(BRIEF) Extract every line of the material that holds the string "name".

(RECORDS FOR PROCESSING)
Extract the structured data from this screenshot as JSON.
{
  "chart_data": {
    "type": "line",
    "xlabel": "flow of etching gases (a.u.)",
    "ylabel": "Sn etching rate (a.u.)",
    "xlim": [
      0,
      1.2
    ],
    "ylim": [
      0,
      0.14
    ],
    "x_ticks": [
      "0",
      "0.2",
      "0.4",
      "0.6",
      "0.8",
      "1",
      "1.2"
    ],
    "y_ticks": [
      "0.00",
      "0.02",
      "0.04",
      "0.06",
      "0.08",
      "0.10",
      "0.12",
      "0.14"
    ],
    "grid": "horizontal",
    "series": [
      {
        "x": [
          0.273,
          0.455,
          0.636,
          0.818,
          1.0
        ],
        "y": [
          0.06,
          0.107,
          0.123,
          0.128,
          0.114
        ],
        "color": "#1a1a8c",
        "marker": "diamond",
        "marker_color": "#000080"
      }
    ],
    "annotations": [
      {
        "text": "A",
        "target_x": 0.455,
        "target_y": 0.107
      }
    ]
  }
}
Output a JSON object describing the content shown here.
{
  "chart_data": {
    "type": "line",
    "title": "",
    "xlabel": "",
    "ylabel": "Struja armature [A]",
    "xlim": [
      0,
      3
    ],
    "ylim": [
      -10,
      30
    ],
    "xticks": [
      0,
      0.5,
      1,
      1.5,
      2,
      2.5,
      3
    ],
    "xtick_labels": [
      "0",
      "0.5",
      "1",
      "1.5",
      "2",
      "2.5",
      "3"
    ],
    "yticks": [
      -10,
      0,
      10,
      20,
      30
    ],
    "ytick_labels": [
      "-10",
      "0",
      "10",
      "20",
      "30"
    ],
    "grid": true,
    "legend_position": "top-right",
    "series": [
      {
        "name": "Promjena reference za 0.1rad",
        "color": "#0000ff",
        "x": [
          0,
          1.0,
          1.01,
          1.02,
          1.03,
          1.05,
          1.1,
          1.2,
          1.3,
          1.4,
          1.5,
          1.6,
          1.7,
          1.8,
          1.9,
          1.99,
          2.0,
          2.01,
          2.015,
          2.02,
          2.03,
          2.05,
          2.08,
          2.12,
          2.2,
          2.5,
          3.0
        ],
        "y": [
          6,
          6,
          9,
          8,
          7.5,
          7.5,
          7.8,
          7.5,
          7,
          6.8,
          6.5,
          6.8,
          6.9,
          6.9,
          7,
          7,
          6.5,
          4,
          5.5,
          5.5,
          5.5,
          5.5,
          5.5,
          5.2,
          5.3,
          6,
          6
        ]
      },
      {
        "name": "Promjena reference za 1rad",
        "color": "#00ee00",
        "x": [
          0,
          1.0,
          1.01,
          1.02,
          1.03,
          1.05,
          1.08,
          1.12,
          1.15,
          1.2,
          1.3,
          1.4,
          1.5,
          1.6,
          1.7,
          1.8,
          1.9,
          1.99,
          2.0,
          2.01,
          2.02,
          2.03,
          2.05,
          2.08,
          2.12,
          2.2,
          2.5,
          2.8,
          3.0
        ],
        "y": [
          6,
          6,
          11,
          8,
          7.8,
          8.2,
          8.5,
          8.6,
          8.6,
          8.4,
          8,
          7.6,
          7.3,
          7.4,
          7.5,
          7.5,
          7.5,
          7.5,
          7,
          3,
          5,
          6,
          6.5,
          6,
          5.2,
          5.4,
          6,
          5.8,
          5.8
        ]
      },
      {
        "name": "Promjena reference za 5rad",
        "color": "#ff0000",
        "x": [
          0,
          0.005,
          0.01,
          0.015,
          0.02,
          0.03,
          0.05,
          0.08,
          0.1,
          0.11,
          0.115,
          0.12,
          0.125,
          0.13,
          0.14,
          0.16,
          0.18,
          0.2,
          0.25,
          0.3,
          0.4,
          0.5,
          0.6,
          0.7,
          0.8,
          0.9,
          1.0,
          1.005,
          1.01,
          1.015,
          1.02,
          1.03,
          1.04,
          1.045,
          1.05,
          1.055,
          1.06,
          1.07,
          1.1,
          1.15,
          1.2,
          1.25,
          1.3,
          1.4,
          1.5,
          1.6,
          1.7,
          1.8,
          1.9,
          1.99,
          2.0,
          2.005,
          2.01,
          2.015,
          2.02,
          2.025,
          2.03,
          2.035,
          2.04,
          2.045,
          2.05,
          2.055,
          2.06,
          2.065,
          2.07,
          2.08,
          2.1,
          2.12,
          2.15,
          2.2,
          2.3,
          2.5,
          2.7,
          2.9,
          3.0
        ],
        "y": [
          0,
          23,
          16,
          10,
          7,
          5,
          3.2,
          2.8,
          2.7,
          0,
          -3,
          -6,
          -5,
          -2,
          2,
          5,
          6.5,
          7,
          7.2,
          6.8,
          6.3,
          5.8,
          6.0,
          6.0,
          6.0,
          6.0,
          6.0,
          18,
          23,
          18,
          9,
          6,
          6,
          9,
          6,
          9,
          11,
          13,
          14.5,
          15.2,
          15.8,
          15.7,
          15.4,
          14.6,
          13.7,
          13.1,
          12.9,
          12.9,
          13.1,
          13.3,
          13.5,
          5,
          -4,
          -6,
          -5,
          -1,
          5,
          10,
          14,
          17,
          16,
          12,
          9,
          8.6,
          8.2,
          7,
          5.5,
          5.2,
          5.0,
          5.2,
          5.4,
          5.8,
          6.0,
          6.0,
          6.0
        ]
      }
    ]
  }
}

(TASK OUTPUT)
        "name": "Promjena reference za 0.1rad",
        "name": "Promjena reference za 1rad",
        "name": "Promjena reference za 5rad",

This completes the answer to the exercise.